## START DATA PROVIDED

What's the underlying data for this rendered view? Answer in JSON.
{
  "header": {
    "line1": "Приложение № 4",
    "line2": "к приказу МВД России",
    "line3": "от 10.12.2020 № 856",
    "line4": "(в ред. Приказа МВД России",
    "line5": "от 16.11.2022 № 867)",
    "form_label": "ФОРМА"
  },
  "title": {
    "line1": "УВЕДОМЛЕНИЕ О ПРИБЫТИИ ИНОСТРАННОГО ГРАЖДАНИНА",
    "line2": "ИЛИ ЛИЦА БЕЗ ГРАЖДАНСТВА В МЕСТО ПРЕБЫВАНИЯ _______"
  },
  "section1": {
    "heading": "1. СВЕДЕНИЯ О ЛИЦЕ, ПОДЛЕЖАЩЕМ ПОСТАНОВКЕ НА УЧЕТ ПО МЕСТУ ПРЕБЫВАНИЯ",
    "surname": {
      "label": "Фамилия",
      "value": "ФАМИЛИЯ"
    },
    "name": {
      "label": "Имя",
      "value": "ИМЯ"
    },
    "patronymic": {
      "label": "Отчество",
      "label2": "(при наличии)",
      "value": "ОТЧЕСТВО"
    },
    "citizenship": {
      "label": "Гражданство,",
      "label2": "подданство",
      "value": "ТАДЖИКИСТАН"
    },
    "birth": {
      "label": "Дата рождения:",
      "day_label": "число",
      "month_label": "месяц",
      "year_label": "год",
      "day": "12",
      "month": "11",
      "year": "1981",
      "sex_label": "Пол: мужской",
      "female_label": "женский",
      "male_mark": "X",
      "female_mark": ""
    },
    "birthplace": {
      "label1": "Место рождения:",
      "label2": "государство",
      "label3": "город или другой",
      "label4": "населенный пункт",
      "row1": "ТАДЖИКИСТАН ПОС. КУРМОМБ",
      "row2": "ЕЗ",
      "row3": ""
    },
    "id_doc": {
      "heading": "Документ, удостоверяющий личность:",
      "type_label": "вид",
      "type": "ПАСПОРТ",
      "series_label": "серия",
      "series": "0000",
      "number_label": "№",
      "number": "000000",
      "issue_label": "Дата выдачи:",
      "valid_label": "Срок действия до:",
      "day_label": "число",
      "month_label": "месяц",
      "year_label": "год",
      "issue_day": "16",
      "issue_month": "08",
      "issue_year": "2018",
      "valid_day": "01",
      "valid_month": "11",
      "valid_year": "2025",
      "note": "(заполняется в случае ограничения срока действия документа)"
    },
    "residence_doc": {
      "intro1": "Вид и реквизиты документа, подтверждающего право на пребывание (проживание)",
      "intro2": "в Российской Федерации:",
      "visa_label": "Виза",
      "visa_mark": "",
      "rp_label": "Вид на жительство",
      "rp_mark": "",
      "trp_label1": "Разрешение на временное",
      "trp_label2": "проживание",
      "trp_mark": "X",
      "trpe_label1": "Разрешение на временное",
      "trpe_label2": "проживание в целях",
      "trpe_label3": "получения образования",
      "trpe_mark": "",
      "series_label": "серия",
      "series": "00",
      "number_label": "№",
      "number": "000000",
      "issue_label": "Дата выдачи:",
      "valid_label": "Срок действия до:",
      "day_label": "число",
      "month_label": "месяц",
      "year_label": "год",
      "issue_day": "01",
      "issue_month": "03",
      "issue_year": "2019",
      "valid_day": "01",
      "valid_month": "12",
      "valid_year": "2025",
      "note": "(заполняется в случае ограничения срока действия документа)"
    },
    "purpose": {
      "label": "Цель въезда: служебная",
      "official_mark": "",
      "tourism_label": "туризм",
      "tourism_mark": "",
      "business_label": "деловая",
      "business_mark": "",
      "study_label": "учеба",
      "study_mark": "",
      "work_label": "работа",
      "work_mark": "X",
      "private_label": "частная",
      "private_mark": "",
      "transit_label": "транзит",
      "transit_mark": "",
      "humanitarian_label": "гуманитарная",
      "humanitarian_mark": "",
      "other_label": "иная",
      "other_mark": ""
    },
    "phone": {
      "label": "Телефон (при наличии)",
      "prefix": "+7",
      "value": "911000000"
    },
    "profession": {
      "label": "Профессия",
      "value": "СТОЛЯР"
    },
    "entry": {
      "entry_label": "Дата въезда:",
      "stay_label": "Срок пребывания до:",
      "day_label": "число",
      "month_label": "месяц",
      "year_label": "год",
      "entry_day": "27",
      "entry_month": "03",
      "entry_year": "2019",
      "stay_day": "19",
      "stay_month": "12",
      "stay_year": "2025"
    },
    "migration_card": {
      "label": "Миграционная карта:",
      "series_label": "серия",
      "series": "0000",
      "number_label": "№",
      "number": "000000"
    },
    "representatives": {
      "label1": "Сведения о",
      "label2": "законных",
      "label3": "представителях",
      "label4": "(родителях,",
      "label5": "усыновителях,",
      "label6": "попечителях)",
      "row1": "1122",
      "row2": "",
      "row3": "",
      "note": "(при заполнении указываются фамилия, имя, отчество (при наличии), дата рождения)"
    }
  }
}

## END DATA PROVIDED

**DESCRIPTION OF THE TASK**
Once more, set down the full listing, verbatim.

**THE COMPLETED TASK**
What's the underlying data for this rendered view? Answer in JSON.
{
  "header": {
    "line1": "Приложение № 4",
    "line2": "к приказу МВД России",
    "line3": "от 10.12.2020 № 856",
    "line4": "(в ред. Приказа МВД России",
    "line5": "от 16.11.2022 № 867)",
    "form_label": "ФОРМА"
  },
  "title": {
    "line1": "УВЕДОМЛЕНИЕ О ПРИБЫТИИ ИНОСТРАННОГО ГРАЖДАНИНА",
    "line2": "ИЛИ ЛИЦА БЕЗ ГРАЖДАНСТВА В МЕСТО ПРЕБЫВАНИЯ _______"
  },
  "section1": {
    "heading": "1. СВЕДЕНИЯ О ЛИЦЕ, ПОДЛЕЖАЩЕМ ПОСТАНОВКЕ НА УЧЕТ ПО МЕСТУ ПРЕБЫВАНИЯ",
    "surname": {
      "label": "Фамилия",
      "value": "ФАМИЛИЯ"
    },
    "name": {
      "label": "Имя",
      "value": "ИМЯ"
    },
    "patronymic": {
      "label": "Отчество",
      "label2": "(при наличии)",
      "value": "ОТЧЕСТВО"
    },
    "citizenship": {
      "label": "Гражданство,",
      "label2": "подданство",
      "value": "ТАДЖИКИСТАН"
    },
    "birth": {
      "label": "Дата рождения:",
      "day_label": "число",
      "month_label": "месяц",
      "year_label": "год",
      "day": "12",
      "month": "11",
      "year": "1981",
      "sex_label": "Пол: мужской",
      "female_label": "женский",
      "male_mark": "X",
      "female_mark": ""
    },
    "birthplace": {
      "label1": "Место рождения:",
      "label2": "государство",
      "label3": "город или другой",
      "label4": "населенный пункт",
      "row1": "ТАДЖИКИСТАН ПОС. КУРМОМБ",
      "row2": "ЕЗ",
      "row3": ""
    },
    "id_doc": {
      "heading": "Документ, удостоверяющий личность:",
      "type_label": "вид",
      "type": "ПАСПОРТ",
      "series_label": "серия",
      "series": "0000",
      "number_label": "№",
      "number": "000000",
      "issue_label": "Дата выдачи:",
      "valid_label": "Срок действия до:",
      "day_label": "число",
      "month_label": "месяц",
      "year_label": "год",
      "issue_day": "16",
      "issue_month": "08",
      "issue_year": "2018",
      "valid_day": "01",
      "valid_month": "11",
      "valid_year": "2025",
      "note": "(заполняется в случае ограничения срока действия документа)"
    },
    "residence_doc": {
      "intro1": "Вид и реквизиты документа, подтверждающего право на пребывание (проживание)",
      "intro2": "в Российской Федерации:",
      "visa_label": "Виза",
      "visa_mark": "",
      "rp_label": "Вид на жительство",
      "rp_mark": "",
      "trp_label1": "Разрешение на временное",
      "trp_label2": "проживание",
      "trp_mark": "X",
      "trpe_label1": "Разрешение на временное",
      "trpe_label2": "проживание в целях",
      "trpe_label3": "получения образования",
      "trpe_mark": "",
      "series_label": "серия",
      "series": "00",
      "number_label": "№",
      "number": "000000",
      "issue_label": "Дата выдачи:",
      "valid_label": "Срок действия до:",
      "day_label": "число",
      "month_label": "месяц",
      "year_label": "год",
      "issue_day": "01",
      "issue_month": "03",
      "issue_year": "2019",
      "valid_day": "01",
      "valid_month": "12",
      "valid_year": "2025",
      "note": "(заполняется в случае ограничения срока действия документа)"
    },
    "purpose": {
      "label": "Цель въезда: служебная",
      "official_mark": "",
      "tourism_label": "туризм",
      "tourism_mark": "",
      "business_label": "деловая",
      "business_mark": "",
      "study_label": "учеба",
      "study_mark": "",
      "work_label": "работа",
      "work_mark": "X",
      "private_label": "частная",
      "private_mark": "",
      "transit_label": "транзит",
      "transit_mark": "",
      "humanitarian_label": "гуманитарная",
      "humanitarian_mark": "",
      "other_label": "иная",
      "other_mark": ""
    },
    "phone": {
      "label": "Телефон (при наличии)",
      "prefix": "+7",
      "value": "911000000"
    },
    "profession": {
      "label": "Профессия",
      "value": "СТОЛЯР"
    },
    "entry": {
      "entry_label": "Дата въезда:",
      "stay_label": "Срок пребывания до:",
      "day_label": "число",
      "month_label": "месяц",
      "year_label": "год",
      "entry_day": "27",
      "entry_month": "03",
      "entry_year": "2019",
      "stay_day": "19",
      "stay_month": "12",
      "stay_year": "2025"
    },
    "migration_card": {
      "label": "Миграционная карта:",
      "series_label": "серия",
      "series": "0000",
      "number_label": "№",
      "number": "000000"
    },
    "representatives": {
      "label1": "Сведения о",
      "label2": "законных",
      "label3": "представителях",
      "label4": "(родителях,",
      "label5": "усыновителях,",
      "label6": "попечителях)",
      "row1": "1122",
      "row2": "",
      "row3": "",
      "note": "(при заполнении указываются фамилия, имя, отчество (при наличии), дата рождения)"
    }
  }
}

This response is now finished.